AIM OF THE TASK:
Find the string "defer" in the records. Copy every line it appears in.

SOURCE RECORDS:
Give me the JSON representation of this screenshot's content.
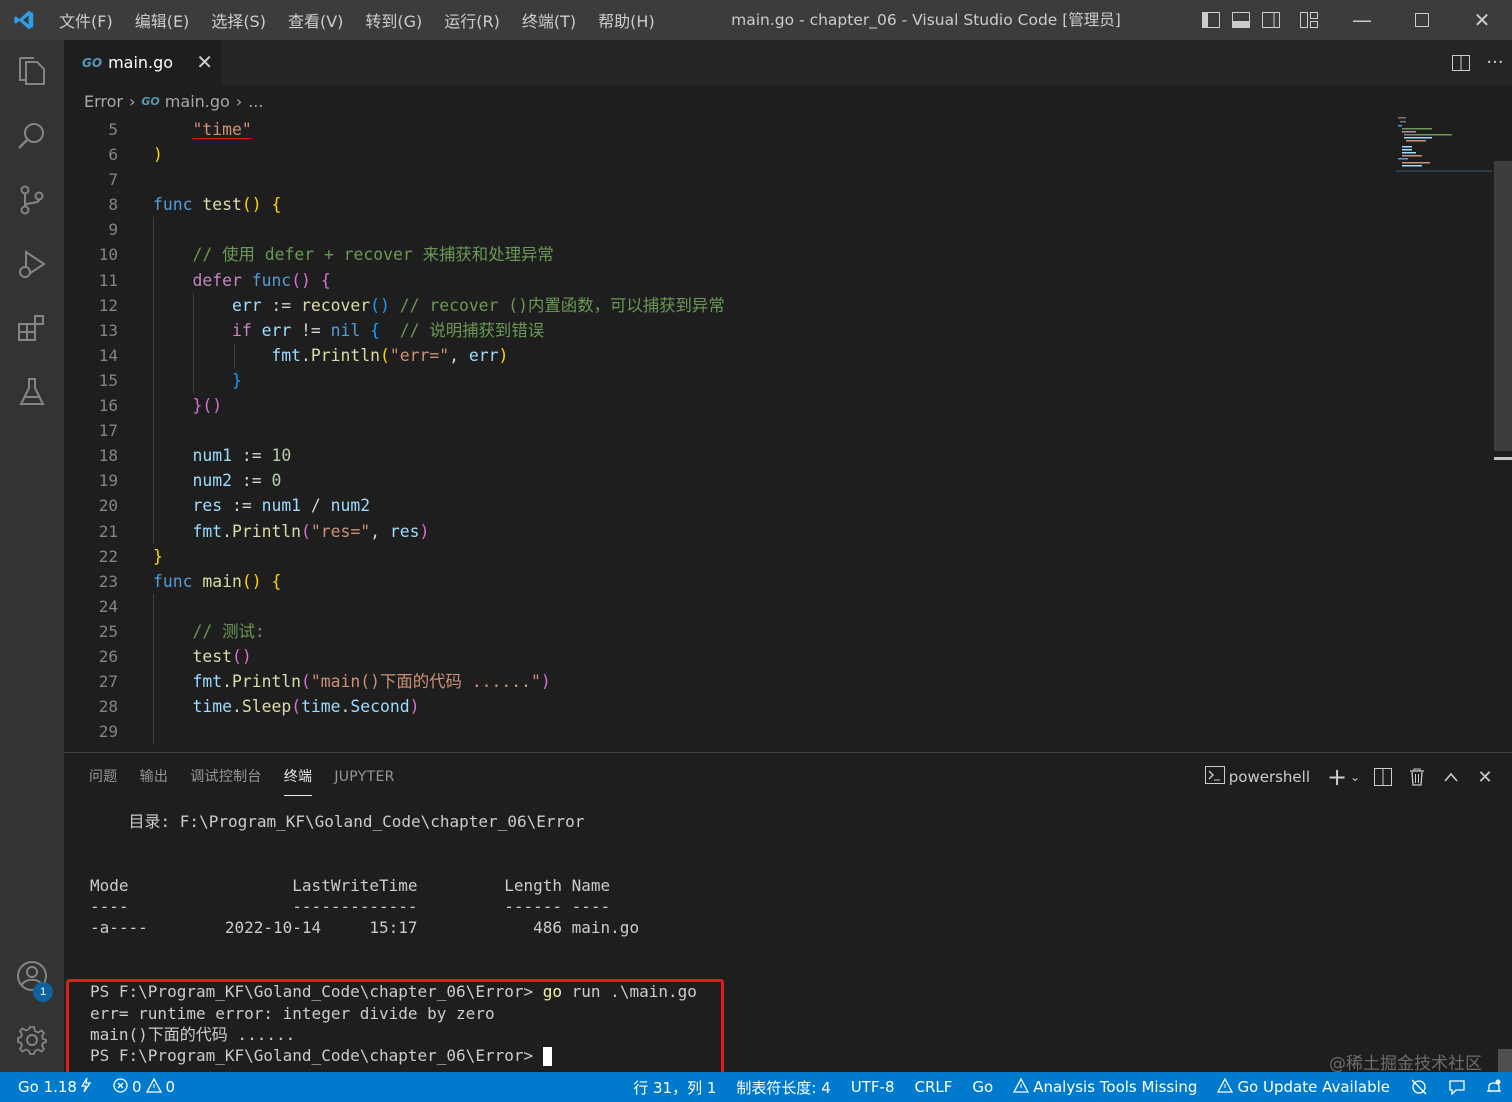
{
  "titlebar": {
    "menu": [
      "文件(F)",
      "编辑(E)",
      "选择(S)",
      "查看(V)",
      "转到(G)",
      "运行(R)",
      "终端(T)",
      "帮助(H)"
    ],
    "window_title": "main.go - chapter_06 - Visual Studio Code [管理员]"
  },
  "tab": {
    "icon": "GO",
    "label": "main.go"
  },
  "breadcrumb": {
    "folder": "Error",
    "icon": "GO",
    "file": "main.go",
    "more": "..."
  },
  "editor": {
    "line_numbers": [
      "5",
      "6",
      "7",
      "8",
      "9",
      "10",
      "11",
      "12",
      "13",
      "14",
      "15",
      "16",
      "17",
      "18",
      "19",
      "20",
      "21",
      "22",
      "23",
      "24",
      "25",
      "26",
      "27",
      "28",
      "29"
    ],
    "code": {
      "l5_str": "\"time\"",
      "l6": ")",
      "l8_kw": "func",
      "l8_fn": "test",
      "l8_rest": "() {",
      "l10_cm": "// 使用 defer + recover 来捕获和处理异常",
      "l11_kw": "defer",
      "l11_kw2": "func",
      "l11_p1": "()",
      "l11_b": "{",
      "l12_var": "err",
      "l12_op": " := ",
      "l12_fn": "recover",
      "l12_p": "()",
      "l12_cm": " // recover ()内置函数，可以捕获到异常",
      "l13_kw": "if",
      "l13_var": "err",
      "l13_op": " != ",
      "l13_nil": "nil",
      "l13_b": "{",
      "l13_cm": "  // 说明捕获到错误",
      "l14_pkg": "fmt",
      "l14_fn": "Println",
      "l14_str": "\"err=\"",
      "l14_var": "err",
      "l15_b": "}",
      "l16_b": "}",
      "l16_p": "()",
      "l18_var": "num1",
      "l18_op": " := ",
      "l18_num": "10",
      "l19_var": "num2",
      "l19_op": " := ",
      "l19_num": "0",
      "l20_var": "res",
      "l20_op": " := ",
      "l20_a": "num1",
      "l20_div": " / ",
      "l20_b": "num2",
      "l21_pkg": "fmt",
      "l21_fn": "Println",
      "l21_str": "\"res=\"",
      "l21_var": "res",
      "l22_b": "}",
      "l23_kw": "func",
      "l23_fn": "main",
      "l23_rest": "() {",
      "l25_cm": "// 测试:",
      "l26_fn": "test",
      "l26_p": "()",
      "l27_pkg": "fmt",
      "l27_fn": "Println",
      "l27_str": "\"main()下面的代码 ......\"",
      "l28_pkg": "time",
      "l28_fn": "Sleep",
      "l28_pkg2": "time",
      "l28_const": "Second"
    }
  },
  "panel": {
    "tabs": [
      "问题",
      "输出",
      "调试控制台",
      "终端",
      "JUPYTER"
    ],
    "active_tab": "终端",
    "shell": "powershell",
    "terminal_lines": [
      "    目录: F:\\Program_KF\\Goland_Code\\chapter_06\\Error",
      "",
      "",
      "Mode                 LastWriteTime         Length Name",
      "----                 -------------         ------ ----",
      "-a----        2022-10-14     15:17            486 main.go",
      "",
      ""
    ],
    "cmd_prompt": "PS F:\\Program_KF\\Goland_Code\\chapter_06\\Error> ",
    "cmd_go": "go",
    "cmd_args": " run .\\main.go",
    "out1": "err= runtime error: integer divide by zero",
    "out2": "main()下面的代码 ......",
    "prompt2": "PS F:\\Program_KF\\Goland_Code\\chapter_06\\Error> ",
    "watermark": "@稀土掘金技术社区"
  },
  "statusbar": {
    "go_version": "Go 1.18",
    "errors": "0",
    "warnings": "0",
    "position": "行 31，列 1",
    "tab_size": "制表符长度: 4",
    "encoding": "UTF-8",
    "eol": "CRLF",
    "language": "Go",
    "analysis": "Analysis Tools Missing",
    "update": "Go Update Available"
  },
  "accounts_badge": "1",
  "colors": {
    "statusbar": "#007acc",
    "activitybar": "#333333",
    "editor_bg": "#1e1e1e",
    "highlight_box": "#e0191a"
  }
}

OUTPUT FOR THIS EXERCISE:
      "l10_cm": "// 使用 defer + recover 来捕获和处理异常",
      "l11_kw": "defer",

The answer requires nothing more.